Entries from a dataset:
::::
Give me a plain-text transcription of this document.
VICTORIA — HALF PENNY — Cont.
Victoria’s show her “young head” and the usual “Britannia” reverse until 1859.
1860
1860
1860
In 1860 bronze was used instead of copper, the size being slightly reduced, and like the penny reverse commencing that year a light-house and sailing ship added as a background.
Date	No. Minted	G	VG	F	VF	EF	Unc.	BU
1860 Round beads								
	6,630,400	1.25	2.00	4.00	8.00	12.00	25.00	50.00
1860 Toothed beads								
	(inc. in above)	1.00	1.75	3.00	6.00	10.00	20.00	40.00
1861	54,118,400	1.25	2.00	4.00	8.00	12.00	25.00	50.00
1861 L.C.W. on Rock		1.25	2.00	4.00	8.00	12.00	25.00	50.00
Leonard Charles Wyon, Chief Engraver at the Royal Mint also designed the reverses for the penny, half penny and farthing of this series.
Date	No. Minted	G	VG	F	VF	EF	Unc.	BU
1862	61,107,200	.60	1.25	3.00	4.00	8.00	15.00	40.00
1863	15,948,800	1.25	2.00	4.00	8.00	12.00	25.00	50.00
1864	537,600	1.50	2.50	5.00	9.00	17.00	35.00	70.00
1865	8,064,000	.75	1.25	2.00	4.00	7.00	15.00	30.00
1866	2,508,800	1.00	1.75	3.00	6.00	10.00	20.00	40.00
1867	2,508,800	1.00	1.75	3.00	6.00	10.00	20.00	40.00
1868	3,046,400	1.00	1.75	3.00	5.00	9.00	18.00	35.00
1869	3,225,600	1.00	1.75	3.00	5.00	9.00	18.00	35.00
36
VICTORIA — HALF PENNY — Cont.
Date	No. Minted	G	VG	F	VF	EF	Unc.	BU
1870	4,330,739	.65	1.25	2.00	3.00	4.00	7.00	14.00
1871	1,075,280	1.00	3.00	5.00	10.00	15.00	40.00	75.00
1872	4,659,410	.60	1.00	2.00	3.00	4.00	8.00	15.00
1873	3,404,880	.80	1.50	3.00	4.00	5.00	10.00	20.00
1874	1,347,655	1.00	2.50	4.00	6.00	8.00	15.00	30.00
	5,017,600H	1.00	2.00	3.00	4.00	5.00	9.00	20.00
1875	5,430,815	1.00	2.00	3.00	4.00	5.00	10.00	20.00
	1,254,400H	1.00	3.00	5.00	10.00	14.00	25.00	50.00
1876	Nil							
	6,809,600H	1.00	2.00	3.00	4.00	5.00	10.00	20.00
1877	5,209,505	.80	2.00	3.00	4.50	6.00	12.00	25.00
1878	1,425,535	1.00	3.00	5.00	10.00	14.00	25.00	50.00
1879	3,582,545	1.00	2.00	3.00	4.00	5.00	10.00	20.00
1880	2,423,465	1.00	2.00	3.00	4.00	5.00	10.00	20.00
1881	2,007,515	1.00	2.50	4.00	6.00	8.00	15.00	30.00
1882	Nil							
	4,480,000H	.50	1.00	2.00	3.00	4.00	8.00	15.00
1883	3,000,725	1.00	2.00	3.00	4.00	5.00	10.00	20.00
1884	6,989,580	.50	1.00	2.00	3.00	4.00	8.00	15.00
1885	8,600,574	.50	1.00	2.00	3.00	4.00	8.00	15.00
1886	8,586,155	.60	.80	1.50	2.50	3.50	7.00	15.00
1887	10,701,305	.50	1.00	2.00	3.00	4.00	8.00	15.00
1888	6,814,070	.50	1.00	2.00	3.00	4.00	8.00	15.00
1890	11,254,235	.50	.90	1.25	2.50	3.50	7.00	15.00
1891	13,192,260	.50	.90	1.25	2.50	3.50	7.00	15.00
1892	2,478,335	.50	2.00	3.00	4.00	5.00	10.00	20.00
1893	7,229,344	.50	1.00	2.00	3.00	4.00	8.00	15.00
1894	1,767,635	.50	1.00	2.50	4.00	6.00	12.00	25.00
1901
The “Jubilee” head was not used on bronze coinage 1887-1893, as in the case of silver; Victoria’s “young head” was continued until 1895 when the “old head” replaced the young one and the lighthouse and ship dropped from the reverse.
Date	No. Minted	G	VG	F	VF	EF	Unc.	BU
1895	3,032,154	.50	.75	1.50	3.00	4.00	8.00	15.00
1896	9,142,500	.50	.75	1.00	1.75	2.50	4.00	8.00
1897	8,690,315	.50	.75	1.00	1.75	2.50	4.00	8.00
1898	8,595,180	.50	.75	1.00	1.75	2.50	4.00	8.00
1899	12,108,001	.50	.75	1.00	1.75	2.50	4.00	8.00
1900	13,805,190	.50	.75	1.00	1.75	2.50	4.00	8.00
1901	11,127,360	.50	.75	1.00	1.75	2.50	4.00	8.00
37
::::
◆ What is asked
Set down every line of the listing above again, exactly as given.

◆ Final result
Give me a plain-text transcription of this document.
VICTORIA — HALF PENNY — Cont.
Victoria’s show her “young head” and the usual “Britannia” reverse until 1859.
1860
1860
1860
In 1860 bronze was used instead of copper, the size being slightly reduced, and like the penny reverse commencing that year a light-house and sailing ship added as a background.
Date	No. Minted	G	VG	F	VF	EF	Unc.	BU
1860 Round beads								
	6,630,400	1.25	2.00	4.00	8.00	12.00	25.00	50.00
1860 Toothed beads								
	(inc. in above)	1.00	1.75	3.00	6.00	10.00	20.00	40.00
1861	54,118,400	1.25	2.00	4.00	8.00	12.00	25.00	50.00
1861 L.C.W. on Rock		1.25	2.00	4.00	8.00	12.00	25.00	50.00
Leonard Charles Wyon, Chief Engraver at the Royal Mint also designed the reverses for the penny, half penny and farthing of this series.
Date	No. Minted	G	VG	F	VF	EF	Unc.	BU
1862	61,107,200	.60	1.25	3.00	4.00	8.00	15.00	40.00
1863	15,948,800	1.25	2.00	4.00	8.00	12.00	25.00	50.00
1864	537,600	1.50	2.50	5.00	9.00	17.00	35.00	70.00
1865	8,064,000	.75	1.25	2.00	4.00	7.00	15.00	30.00
1866	2,508,800	1.00	1.75	3.00	6.00	10.00	20.00	40.00
1867	2,508,800	1.00	1.75	3.00	6.00	10.00	20.00	40.00
1868	3,046,400	1.00	1.75	3.00	5.00	9.00	18.00	35.00
1869	3,225,600	1.00	1.75	3.00	5.00	9.00	18.00	35.00
36
VICTORIA — HALF PENNY — Cont.
Date	No. Minted	G	VG	F	VF	EF	Unc.	BU
1870	4,330,739	.65	1.25	2.00	3.00	4.00	7.00	14.00
1871	1,075,280	1.00	3.00	5.00	10.00	15.00	40.00	75.00
1872	4,659,410	.60	1.00	2.00	3.00	4.00	8.00	15.00
1873	3,404,880	.80	1.50	3.00	4.00	5.00	10.00	20.00
1874	1,347,655	1.00	2.50	4.00	6.00	8.00	15.00	30.00
	5,017,600H	1.00	2.00	3.00	4.00	5.00	9.00	20.00
1875	5,430,815	1.00	2.00	3.00	4.00	5.00	10.00	20.00
	1,254,400H	1.00	3.00	5.00	10.00	14.00	25.00	50.00
1876	Nil							
	6,809,600H	1.00	2.00	3.00	4.00	5.00	10.00	20.00
1877	5,209,505	.80	2.00	3.00	4.50	6.00	12.00	25.00
1878	1,425,535	1.00	3.00	5.00	10.00	14.00	25.00	50.00
1879	3,582,545	1.00	2.00	3.00	4.00	5.00	10.00	20.00
1880	2,423,465	1.00	2.00	3.00	4.00	5.00	10.00	20.00
1881	2,007,515	1.00	2.50	4.00	6.00	8.00	15.00	30.00
1882	Nil							
	4,480,000H	.50	1.00	2.00	3.00	4.00	8.00	15.00
1883	3,000,725	1.00	2.00	3.00	4.00	5.00	10.00	20.00
1884	6,989,580	.50	1.00	2.00	3.00	4.00	8.00	15.00
1885	8,600,574	.50	1.00	2.00	3.00	4.00	8.00	15.00
1886	8,586,155	.60	.80	1.50	2.50	3.50	7.00	15.00
1887	10,701,305	.50	1.00	2.00	3.00	4.00	8.00	15.00
1888	6,814,070	.50	1.00	2.00	3.00	4.00	8.00	15.00
1890	11,254,235	.50	.90	1.25	2.50	3.50	7.00	15.00
1891	13,192,260	.50	.90	1.25	2.50	3.50	7.00	15.00
1892	2,478,335	.50	2.00	3.00	4.00	5.00	10.00	20.00
1893	7,229,344	.50	1.00	2.00	3.00	4.00	8.00	15.00
1894	1,767,635	.50	1.00	2.50	4.00	6.00	12.00	25.00
1901
The “Jubilee” head was not used on bronze coinage 1887-1893, as in the case of silver; Victoria’s “young head” was continued until 1895 when the “old head” replaced the young one and the lighthouse and ship dropped from the reverse.
Date	No. Minted	G	VG	F	VF	EF	Unc.	BU
1895	3,032,154	.50	.75	1.50	3.00	4.00	8.00	15.00
1896	9,142,500	.50	.75	1.00	1.75	2.50	4.00	8.00
1897	8,690,315	.50	.75	1.00	1.75	2.50	4.00	8.00
1898	8,595,180	.50	.75	1.00	1.75	2.50	4.00	8.00
1899	12,108,001	.50	.75	1.00	1.75	2.50	4.00	8.00
1900	13,805,190	.50	.75	1.00	1.75	2.50	4.00	8.00
1901	11,127,360	.50	.75	1.00	1.75	2.50	4.00	8.00
37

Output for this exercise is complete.